▶ _The request_: Copy out the entries below in full and exactly.

▶ _Supplied records_:
>>>>>

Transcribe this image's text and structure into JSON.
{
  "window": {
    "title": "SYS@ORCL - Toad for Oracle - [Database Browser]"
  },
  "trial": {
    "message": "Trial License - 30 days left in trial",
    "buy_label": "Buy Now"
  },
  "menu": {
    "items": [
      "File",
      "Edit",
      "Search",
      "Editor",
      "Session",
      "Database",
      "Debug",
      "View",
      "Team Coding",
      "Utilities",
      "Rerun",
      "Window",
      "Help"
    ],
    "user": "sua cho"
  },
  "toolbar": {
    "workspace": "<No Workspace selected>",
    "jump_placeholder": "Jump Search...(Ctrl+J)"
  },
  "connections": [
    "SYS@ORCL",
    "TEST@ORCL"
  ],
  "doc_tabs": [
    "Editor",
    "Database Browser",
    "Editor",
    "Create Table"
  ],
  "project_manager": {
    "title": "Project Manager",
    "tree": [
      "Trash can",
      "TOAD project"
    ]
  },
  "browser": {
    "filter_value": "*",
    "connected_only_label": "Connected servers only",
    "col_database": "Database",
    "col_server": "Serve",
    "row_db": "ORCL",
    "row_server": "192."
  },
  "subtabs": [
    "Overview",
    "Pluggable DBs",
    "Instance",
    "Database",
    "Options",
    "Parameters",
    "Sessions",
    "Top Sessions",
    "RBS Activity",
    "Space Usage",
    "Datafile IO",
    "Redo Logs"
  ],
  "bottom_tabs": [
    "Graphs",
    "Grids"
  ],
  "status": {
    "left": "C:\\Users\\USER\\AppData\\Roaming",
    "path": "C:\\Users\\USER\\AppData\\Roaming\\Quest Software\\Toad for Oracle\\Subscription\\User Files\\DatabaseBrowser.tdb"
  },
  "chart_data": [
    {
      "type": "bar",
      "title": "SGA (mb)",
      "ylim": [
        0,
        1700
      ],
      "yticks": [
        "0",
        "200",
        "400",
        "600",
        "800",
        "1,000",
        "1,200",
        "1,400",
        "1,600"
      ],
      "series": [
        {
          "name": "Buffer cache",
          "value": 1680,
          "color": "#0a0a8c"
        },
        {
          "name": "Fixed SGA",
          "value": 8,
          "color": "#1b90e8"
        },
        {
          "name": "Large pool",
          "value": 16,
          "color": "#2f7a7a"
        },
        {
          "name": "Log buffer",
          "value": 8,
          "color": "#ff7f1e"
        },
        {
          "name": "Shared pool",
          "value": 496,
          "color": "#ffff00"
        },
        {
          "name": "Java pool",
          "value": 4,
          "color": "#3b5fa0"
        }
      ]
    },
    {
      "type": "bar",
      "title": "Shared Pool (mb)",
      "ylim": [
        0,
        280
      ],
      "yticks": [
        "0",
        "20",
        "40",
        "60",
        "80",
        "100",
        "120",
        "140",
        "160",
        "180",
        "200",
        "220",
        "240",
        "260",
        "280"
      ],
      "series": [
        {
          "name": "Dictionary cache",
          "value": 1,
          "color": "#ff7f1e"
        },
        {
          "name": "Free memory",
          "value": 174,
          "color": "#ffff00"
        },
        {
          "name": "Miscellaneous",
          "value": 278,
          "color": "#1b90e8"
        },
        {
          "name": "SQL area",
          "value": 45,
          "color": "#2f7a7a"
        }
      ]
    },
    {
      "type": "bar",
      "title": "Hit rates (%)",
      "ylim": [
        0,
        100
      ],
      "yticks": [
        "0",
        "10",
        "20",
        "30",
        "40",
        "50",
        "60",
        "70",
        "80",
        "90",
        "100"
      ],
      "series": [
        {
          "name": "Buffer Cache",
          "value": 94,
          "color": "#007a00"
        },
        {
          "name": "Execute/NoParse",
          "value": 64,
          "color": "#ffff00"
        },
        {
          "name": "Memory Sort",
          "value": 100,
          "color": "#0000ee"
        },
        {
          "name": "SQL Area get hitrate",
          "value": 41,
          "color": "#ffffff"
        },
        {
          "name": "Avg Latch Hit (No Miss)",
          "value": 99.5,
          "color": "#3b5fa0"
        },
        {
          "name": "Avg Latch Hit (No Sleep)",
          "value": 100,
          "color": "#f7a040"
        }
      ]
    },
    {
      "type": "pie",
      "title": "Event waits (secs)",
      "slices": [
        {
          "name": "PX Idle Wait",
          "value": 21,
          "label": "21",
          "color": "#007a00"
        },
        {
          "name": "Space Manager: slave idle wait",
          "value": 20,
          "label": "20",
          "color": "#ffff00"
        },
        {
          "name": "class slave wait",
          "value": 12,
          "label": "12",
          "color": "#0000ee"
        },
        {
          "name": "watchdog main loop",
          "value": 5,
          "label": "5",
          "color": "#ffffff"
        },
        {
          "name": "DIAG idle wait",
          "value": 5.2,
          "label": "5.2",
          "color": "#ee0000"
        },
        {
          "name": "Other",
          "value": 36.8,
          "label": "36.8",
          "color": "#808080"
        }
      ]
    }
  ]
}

<<<<<

▶ _Answer to the problem_:
Transcribe this image's text and structure into JSON.
{
  "window": {
    "title": "SYS@ORCL - Toad for Oracle - [Database Browser]"
  },
  "trial": {
    "message": "Trial License - 30 days left in trial",
    "buy_label": "Buy Now"
  },
  "menu": {
    "items": [
      "File",
      "Edit",
      "Search",
      "Editor",
      "Session",
      "Database",
      "Debug",
      "View",
      "Team Coding",
      "Utilities",
      "Rerun",
      "Window",
      "Help"
    ],
    "user": "sua cho"
  },
  "toolbar": {
    "workspace": "<No Workspace selected>",
    "jump_placeholder": "Jump Search...(Ctrl+J)"
  },
  "connections": [
    "SYS@ORCL",
    "TEST@ORCL"
  ],
  "doc_tabs": [
    "Editor",
    "Database Browser",
    "Editor",
    "Create Table"
  ],
  "project_manager": {
    "title": "Project Manager",
    "tree": [
      "Trash can",
      "TOAD project"
    ]
  },
  "browser": {
    "filter_value": "*",
    "connected_only_label": "Connected servers only",
    "col_database": "Database",
    "col_server": "Serve",
    "row_db": "ORCL",
    "row_server": "192."
  },
  "subtabs": [
    "Overview",
    "Pluggable DBs",
    "Instance",
    "Database",
    "Options",
    "Parameters",
    "Sessions",
    "Top Sessions",
    "RBS Activity",
    "Space Usage",
    "Datafile IO",
    "Redo Logs"
  ],
  "bottom_tabs": [
    "Graphs",
    "Grids"
  ],
  "status": {
    "left": "C:\\Users\\USER\\AppData\\Roaming",
    "path": "C:\\Users\\USER\\AppData\\Roaming\\Quest Software\\Toad for Oracle\\Subscription\\User Files\\DatabaseBrowser.tdb"
  },
  "chart_data": [
    {
      "type": "bar",
      "title": "SGA (mb)",
      "ylim": [
        0,
        1700
      ],
      "yticks": [
        "0",
        "200",
        "400",
        "600",
        "800",
        "1,000",
        "1,200",
        "1,400",
        "1,600"
      ],
      "series": [
        {
          "name": "Buffer cache",
          "value": 1680,
          "color": "#0a0a8c"
        },
        {
          "name": "Fixed SGA",
          "value": 8,
          "color": "#1b90e8"
        },
        {
          "name": "Large pool",
          "value": 16,
          "color": "#2f7a7a"
        },
        {
          "name": "Log buffer",
          "value": 8,
          "color": "#ff7f1e"
        },
        {
          "name": "Shared pool",
          "value": 496,
          "color": "#ffff00"
        },
        {
          "name": "Java pool",
          "value": 4,
          "color": "#3b5fa0"
        }
      ]
    },
    {
      "type": "bar",
      "title": "Shared Pool (mb)",
      "ylim": [
        0,
        280
      ],
      "yticks": [
        "0",
        "20",
        "40",
        "60",
        "80",
        "100",
        "120",
        "140",
        "160",
        "180",
        "200",
        "220",
        "240",
        "260",
        "280"
      ],
      "series": [
        {
          "name": "Dictionary cache",
          "value": 1,
          "color": "#ff7f1e"
        },
        {
          "name": "Free memory",
          "value": 174,
          "color": "#ffff00"
        },
        {
          "name": "Miscellaneous",
          "value": 278,
          "color": "#1b90e8"
        },
        {
          "name": "SQL area",
          "value": 45,
          "color": "#2f7a7a"
        }
      ]
    },
    {
      "type": "bar",
      "title": "Hit rates (%)",
      "ylim": [
        0,
        100
      ],
      "yticks": [
        "0",
        "10",
        "20",
        "30",
        "40",
        "50",
        "60",
        "70",
        "80",
        "90",
        "100"
      ],
      "series": [
        {
          "name": "Buffer Cache",
          "value": 94,
          "color": "#007a00"
        },
        {
          "name": "Execute/NoParse",
          "value": 64,
          "color": "#ffff00"
        },
        {
          "name": "Memory Sort",
          "value": 100,
          "color": "#0000ee"
        },
        {
          "name": "SQL Area get hitrate",
          "value": 41,
          "color": "#ffffff"
        },
        {
          "name": "Avg Latch Hit (No Miss)",
          "value": 99.5,
          "color": "#3b5fa0"
        },
        {
          "name": "Avg Latch Hit (No Sleep)",
          "value": 100,
          "color": "#f7a040"
        }
      ]
    },
    {
      "type": "pie",
      "title": "Event waits (secs)",
      "slices": [
        {
          "name": "PX Idle Wait",
          "value": 21,
          "label": "21",
          "color": "#007a00"
        },
        {
          "name": "Space Manager: slave idle wait",
          "value": 20,
          "label": "20",
          "color": "#ffff00"
        },
        {
          "name": "class slave wait",
          "value": 12,
          "label": "12",
          "color": "#0000ee"
        },
        {
          "name": "watchdog main loop",
          "value": 5,
          "label": "5",
          "color": "#ffffff"
        },
        {
          "name": "DIAG idle wait",
          "value": 5.2,
          "label": "5.2",
          "color": "#ee0000"
        },
        {
          "name": "Other",
          "value": 36.8,
          "label": "36.8",
          "color": "#808080"
        }
      ]
    }
  ]
}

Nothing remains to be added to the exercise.